[begin Text passage]

XRootDPyFS is a PyFilesystem interface for XRootD.


Keywords
xrootdpyfs
License
BSD-3-Clause
Install
pip install xrootdpyfs==2.0.0

Documentation

XRootDPyFS

https://github.com/inveniosoftware/xrootdpyfs/actions?query=workflow%3ACI.svg?branch=master https://coveralls.io/repos/inveniosoftware/xrootdpyfs/badge.svg?branch=master

XRootDPyFS is a PyFilesystem interface to XRootD.

XRootD protocol aims at giving high performance, scalable fault tolerant access to data repositories of many kinds. The XRootDPyFS adds a high-level interface on top of the existing Python interface (pyxrootd) and makes it easy to e.g. copy a directory in parallel or recursively remove a directory.

Further documentation is available on https://xrootdpyfs.readthedocs.io/.

Getting started

If you just want to try out the library, the easiest is to use Docker.

Build the image:

$ docker build --platform linux/amd64 -t xrootd .

Run the container and launch xrootd:

$ docker run --platform linux/amd64 -h xrootdpyfs -it xrootd bash

You will see the logs in the stdout. Next, in another shell, connect the container and fire up an ipython shell:

$ docker ps  # find the container id
$ docker exec -it <container-id> bash
[xrootdpyfs@xrootdpyfs code]$ ipython

Quick examples

Here is a quick example of a file listing with the xrootd PyFilesystem integration:

>>> from xrootdpyfs import XRootDPyFS
>>> fs = XRootDPyFS("root://localhost//tmp/")

[end Text passage]
[begin Given data]

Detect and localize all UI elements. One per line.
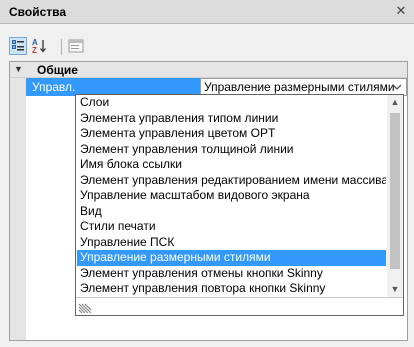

[end Given data]

- _Task objective_
In the XRootDPyFS page, which existing Python interface is the high-level interface added on top of?

- _Exercise result_
pyxrootd